■ YOUR GOAL: Give again only the lines from the line that holds "Extract all readable text from this page." to the end of the data, inclusive, omitting all pictures.
____ EXERCISE INPUT
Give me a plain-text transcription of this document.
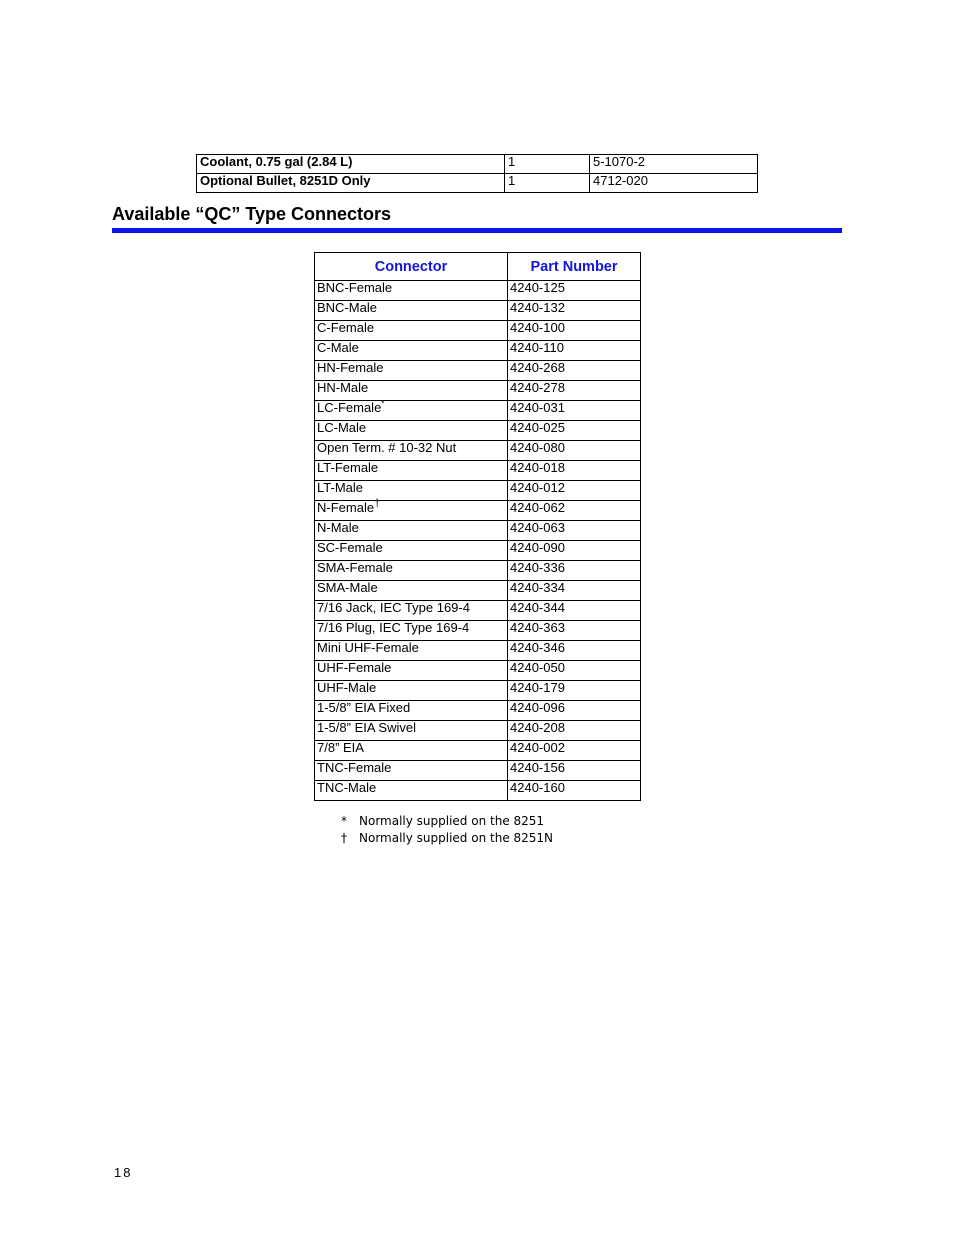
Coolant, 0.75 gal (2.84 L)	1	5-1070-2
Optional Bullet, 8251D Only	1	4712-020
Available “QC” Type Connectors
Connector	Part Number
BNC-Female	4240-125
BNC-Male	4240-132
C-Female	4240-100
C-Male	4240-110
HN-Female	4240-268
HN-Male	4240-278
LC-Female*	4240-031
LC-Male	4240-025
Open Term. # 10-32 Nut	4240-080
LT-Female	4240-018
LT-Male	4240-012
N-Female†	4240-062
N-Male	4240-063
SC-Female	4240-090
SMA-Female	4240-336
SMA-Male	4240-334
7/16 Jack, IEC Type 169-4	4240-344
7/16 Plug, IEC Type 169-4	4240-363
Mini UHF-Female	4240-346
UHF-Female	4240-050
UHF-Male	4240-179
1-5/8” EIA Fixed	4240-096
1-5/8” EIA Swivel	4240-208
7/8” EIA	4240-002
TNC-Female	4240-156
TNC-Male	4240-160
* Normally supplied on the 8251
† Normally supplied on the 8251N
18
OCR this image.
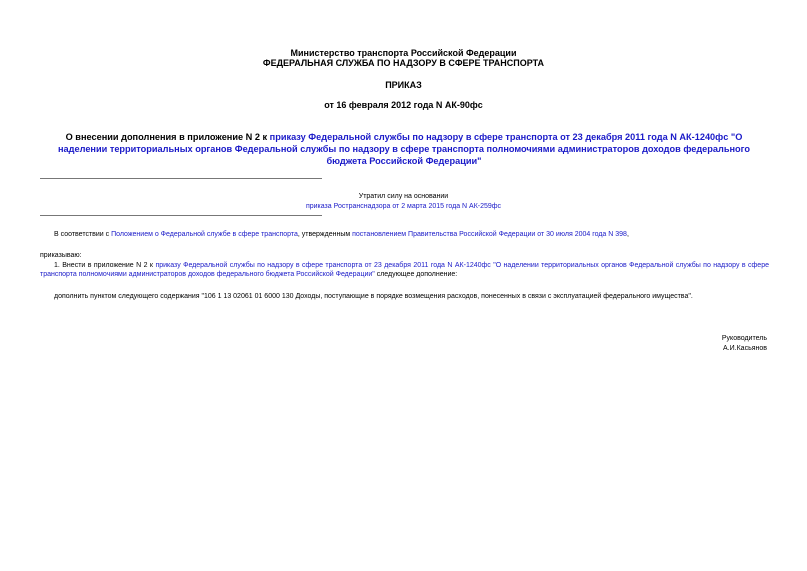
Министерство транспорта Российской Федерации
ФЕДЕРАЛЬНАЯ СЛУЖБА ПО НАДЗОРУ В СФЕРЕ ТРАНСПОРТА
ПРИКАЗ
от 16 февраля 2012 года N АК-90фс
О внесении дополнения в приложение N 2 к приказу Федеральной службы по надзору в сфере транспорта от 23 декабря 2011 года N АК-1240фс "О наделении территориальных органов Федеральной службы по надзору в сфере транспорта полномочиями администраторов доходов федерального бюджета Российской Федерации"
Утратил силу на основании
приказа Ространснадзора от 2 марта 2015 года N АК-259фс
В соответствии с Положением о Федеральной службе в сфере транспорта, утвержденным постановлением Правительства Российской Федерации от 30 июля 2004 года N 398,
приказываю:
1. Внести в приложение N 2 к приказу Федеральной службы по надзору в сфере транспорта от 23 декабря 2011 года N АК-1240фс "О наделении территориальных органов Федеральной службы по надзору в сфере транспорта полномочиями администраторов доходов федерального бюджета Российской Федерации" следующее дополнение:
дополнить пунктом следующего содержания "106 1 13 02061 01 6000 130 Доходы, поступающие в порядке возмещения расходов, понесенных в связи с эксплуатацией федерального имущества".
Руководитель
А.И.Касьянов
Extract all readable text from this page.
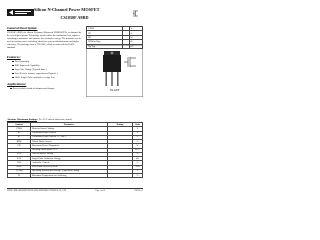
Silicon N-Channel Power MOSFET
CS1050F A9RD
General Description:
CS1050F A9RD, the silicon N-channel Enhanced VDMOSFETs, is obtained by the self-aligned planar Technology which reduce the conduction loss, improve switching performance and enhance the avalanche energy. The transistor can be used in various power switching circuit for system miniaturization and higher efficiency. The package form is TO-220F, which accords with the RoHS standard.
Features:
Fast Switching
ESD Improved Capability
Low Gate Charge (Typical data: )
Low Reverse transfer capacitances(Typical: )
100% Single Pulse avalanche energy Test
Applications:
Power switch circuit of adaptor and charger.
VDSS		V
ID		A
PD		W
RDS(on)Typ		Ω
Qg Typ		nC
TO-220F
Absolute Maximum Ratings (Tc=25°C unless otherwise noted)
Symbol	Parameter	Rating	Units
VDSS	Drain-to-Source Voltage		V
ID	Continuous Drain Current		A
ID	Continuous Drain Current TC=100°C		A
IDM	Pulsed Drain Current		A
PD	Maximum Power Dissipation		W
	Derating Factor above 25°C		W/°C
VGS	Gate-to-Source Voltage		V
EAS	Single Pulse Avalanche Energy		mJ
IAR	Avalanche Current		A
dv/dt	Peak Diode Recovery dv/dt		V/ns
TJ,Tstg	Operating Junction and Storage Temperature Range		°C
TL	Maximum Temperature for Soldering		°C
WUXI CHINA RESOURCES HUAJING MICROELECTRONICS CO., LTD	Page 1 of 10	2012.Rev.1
________
■ CORRECT ANSWER:
Extract all readable text from this page.
Silicon N-Channel Power MOSFET
CS1050F A9RD
General Description:
CS1050F A9RD, the silicon N-channel Enhanced VDMOSFETs, is obtained by the self-aligned planar Technology which reduce the conduction loss, improve switching performance and enhance the avalanche energy. The transistor can be used in various power switching circuit for system miniaturization and higher efficiency. The package form is TO-220F, which accords with the RoHS standard.
Features:
Fast Switching
ESD Improved Capability
Low Gate Charge (Typical data: )
Low Reverse transfer capacitances(Typical: )
100% Single Pulse avalanche energy Test
Applications:
Power switch circuit of adaptor and charger.
VDSS		V
ID		A
PD		W
RDS(on)Typ		Ω
Qg Typ		nC
TO-220F
Absolute Maximum Ratings (Tc=25°C unless otherwise noted)
Symbol	Parameter	Rating	Units
VDSS	Drain-to-Source Voltage		V
ID	Continuous Drain Current		A
ID	Continuous Drain Current TC=100°C		A
IDM	Pulsed Drain Current		A
PD	Maximum Power Dissipation		W
	Derating Factor above 25°C		W/°C
VGS	Gate-to-Source Voltage		V
EAS	Single Pulse Avalanche Energy		mJ
IAR	Avalanche Current		A
dv/dt	Peak Diode Recovery dv/dt		V/ns
TJ,Tstg	Operating Junction and Storage Temperature Range		°C
TL	Maximum Temperature for Soldering		°C
WUXI CHINA RESOURCES HUAJING MICROELECTRONICS CO., LTD	Page 1 of 10	2012.Rev.1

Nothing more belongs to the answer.